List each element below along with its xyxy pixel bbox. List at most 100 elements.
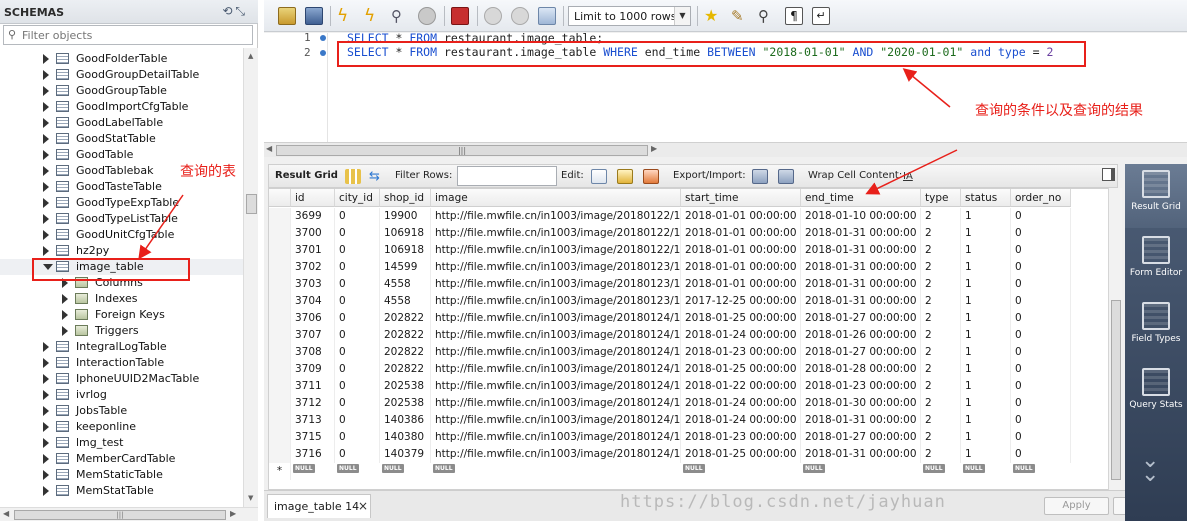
table-cell[interactable]: 0 — [1011, 395, 1071, 412]
expand-right-icon[interactable] — [43, 390, 49, 400]
tree-item-table[interactable]: lmg_test — [0, 435, 243, 451]
toggle-panel-icon[interactable] — [1102, 168, 1115, 181]
tree-item-table[interactable]: MemStatTable — [0, 483, 243, 499]
result-grid[interactable]: id city_id shop_id image start_time end_time t… — [268, 188, 1116, 490]
table-cell[interactable]: 19900 — [380, 208, 431, 225]
scrollbar-thumb[interactable]: ||| — [14, 510, 226, 520]
table-cell[interactable]: 0 — [335, 327, 380, 344]
row-selector[interactable] — [269, 208, 291, 225]
null-badge[interactable]: NULL — [683, 464, 705, 473]
table-cell[interactable]: http://file.mwfile.cn/in1003/image/20180… — [431, 344, 681, 361]
table-cell[interactable]: 2018-01-25 00:00:00 — [681, 361, 801, 378]
tree-item-table[interactable]: MemStaticTable — [0, 467, 243, 483]
table-cell[interactable]: 0 — [335, 344, 380, 361]
scrollbar-thumb[interactable] — [1111, 300, 1121, 480]
editor-horizontal-scrollbar[interactable]: ◀ ||| ▶ — [264, 142, 1187, 157]
tree-item-table[interactable]: GoodGroupTable — [0, 83, 243, 99]
table-cell[interactable]: 2018-01-24 00:00:00 — [681, 412, 801, 429]
tree-item-table[interactable]: IntegralLogTable — [0, 339, 243, 355]
table-cell[interactable]: http://file.mwfile.cn/in1003/image/20180… — [431, 276, 681, 293]
table-cell[interactable]: 2018-01-24 00:00:00 — [681, 327, 801, 344]
column-header[interactable]: end_time — [801, 189, 921, 207]
grid-view-icon[interactable] — [345, 169, 361, 184]
table-cell[interactable]: 2018-01-01 00:00:00 — [681, 259, 801, 276]
wrap-icon[interactable]: ↵ — [812, 7, 830, 25]
table-cell[interactable]: 2 — [921, 225, 961, 242]
export-icon[interactable] — [752, 169, 768, 184]
table-cell[interactable]: 1 — [961, 276, 1011, 293]
table-cell[interactable]: 2 — [921, 310, 961, 327]
null-badge[interactable]: NULL — [923, 464, 945, 473]
expand-right-icon[interactable] — [43, 86, 49, 96]
table-cell[interactable]: 1 — [961, 293, 1011, 310]
side-field-types-button[interactable]: Field Types — [1125, 296, 1187, 360]
null-badge[interactable]: NULL — [1013, 464, 1035, 473]
table-cell[interactable]: 202822 — [380, 361, 431, 378]
table-cell[interactable]: 2018-01-01 00:00:00 — [681, 276, 801, 293]
tree-item-table[interactable]: InteractionTable — [0, 355, 243, 371]
expand-right-icon[interactable] — [43, 486, 49, 496]
tree-item-table[interactable]: GoodUnitCfgTable — [0, 227, 243, 243]
table-cell[interactable]: 0 — [335, 276, 380, 293]
table-cell[interactable]: 106918 — [380, 242, 431, 259]
scroll-left-icon[interactable]: ◀ — [266, 144, 272, 153]
table-cell[interactable]: 0 — [1011, 361, 1071, 378]
expand-right-icon[interactable] — [43, 150, 49, 160]
column-header[interactable]: id — [291, 189, 335, 207]
scroll-right-icon[interactable]: ▶ — [651, 144, 657, 153]
add-row-icon[interactable] — [617, 169, 633, 184]
expand-right-icon[interactable] — [43, 182, 49, 192]
tree-item-table[interactable]: keeponline — [0, 419, 243, 435]
tree-subitem[interactable]: Triggers — [0, 323, 243, 339]
tab-image-table[interactable]: image_table 14 × — [267, 494, 371, 518]
table-cell[interactable]: 0 — [1011, 293, 1071, 310]
side-query-stats-button[interactable]: Query Stats — [1125, 362, 1187, 426]
expand-right-icon[interactable] — [62, 294, 68, 304]
table-cell[interactable]: 2 — [921, 378, 961, 395]
table-cell[interactable]: 2 — [921, 395, 961, 412]
edit-row-icon[interactable] — [591, 169, 607, 184]
table-cell[interactable]: 0 — [335, 259, 380, 276]
expand-right-icon[interactable] — [43, 422, 49, 432]
tree-subitem[interactable]: Indexes — [0, 291, 243, 307]
close-icon[interactable]: × — [358, 499, 368, 513]
column-header[interactable]: shop_id — [380, 189, 431, 207]
table-cell[interactable]: 106918 — [380, 225, 431, 242]
expand-right-icon[interactable] — [43, 438, 49, 448]
scroll-up-icon[interactable]: ▲ — [248, 52, 253, 60]
table-cell[interactable]: 1 — [961, 412, 1011, 429]
row-selector[interactable] — [269, 361, 291, 378]
table-cell[interactable]: 1 — [961, 208, 1011, 225]
table-cell[interactable]: 1 — [961, 378, 1011, 395]
open-file-icon[interactable] — [278, 7, 296, 25]
table-cell[interactable]: 14599 — [380, 259, 431, 276]
table-cell[interactable]: http://file.mwfile.cn/in1003/image/20180… — [431, 259, 681, 276]
table-cell[interactable]: 2 — [921, 412, 961, 429]
table-cell[interactable]: 2 — [921, 361, 961, 378]
table-cell[interactable]: http://file.mwfile.cn/in1003/image/20180… — [431, 412, 681, 429]
table-cell[interactable]: 3711 — [291, 378, 335, 395]
table-cell[interactable]: 2 — [921, 327, 961, 344]
table-cell[interactable]: 0 — [335, 293, 380, 310]
bookmark-icon[interactable]: ★ — [704, 7, 722, 25]
refresh-icon[interactable]: ⇆ — [369, 169, 385, 184]
table-cell[interactable]: 1 — [961, 361, 1011, 378]
expand-right-icon[interactable] — [43, 214, 49, 224]
table-cell[interactable]: 140380 — [380, 429, 431, 446]
null-badge[interactable]: NULL — [293, 464, 315, 473]
table-cell[interactable]: 3700 — [291, 225, 335, 242]
table-cell[interactable]: 2 — [921, 208, 961, 225]
table-cell[interactable]: 0 — [1011, 378, 1071, 395]
expand-right-icon[interactable] — [43, 374, 49, 384]
tree-item-table[interactable]: GoodTypeExpTable — [0, 195, 243, 211]
beautify-icon[interactable]: ✎ — [731, 7, 749, 25]
table-cell[interactable]: 2018-01-30 00:00:00 — [801, 395, 921, 412]
row-selector[interactable] — [269, 395, 291, 412]
table-cell[interactable]: 0 — [335, 395, 380, 412]
filter-objects-field[interactable]: ⚲ — [3, 25, 253, 45]
table-cell[interactable]: 2018-01-31 00:00:00 — [801, 259, 921, 276]
tree-item-table[interactable]: GoodTypeListTable — [0, 211, 243, 227]
table-cell[interactable]: 1 — [961, 344, 1011, 361]
table-cell[interactable]: 2018-01-31 00:00:00 — [801, 446, 921, 463]
table-cell[interactable]: 2018-01-25 00:00:00 — [681, 446, 801, 463]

YOUR TASK: Write out exactly the stretch of lines above from the one containing "table-cell[interactable]: 0 — [1011, 395, 1071, 412]" through the one containing "table-cell[interactable]: 0 — [335, 327, 380, 344]", both included.

THE REPLY:
table-cell[interactable]: 0 — [1011, 395, 1071, 412]
expand-right-icon[interactable] — [43, 390, 49, 400]
tree-item-table[interactable]: lmg_test — [0, 435, 243, 451]
toggle-panel-icon[interactable] — [1102, 168, 1115, 181]
tree-item-table[interactable]: MemStatTable — [0, 483, 243, 499]
result-grid[interactable]: id city_id shop_id image start_time end_time t… — [268, 188, 1116, 490]
table-cell[interactable]: 19900 — [380, 208, 431, 225]
scrollbar-thumb[interactable]: ||| — [14, 510, 226, 520]
table-cell[interactable]: 0 — [335, 327, 380, 344]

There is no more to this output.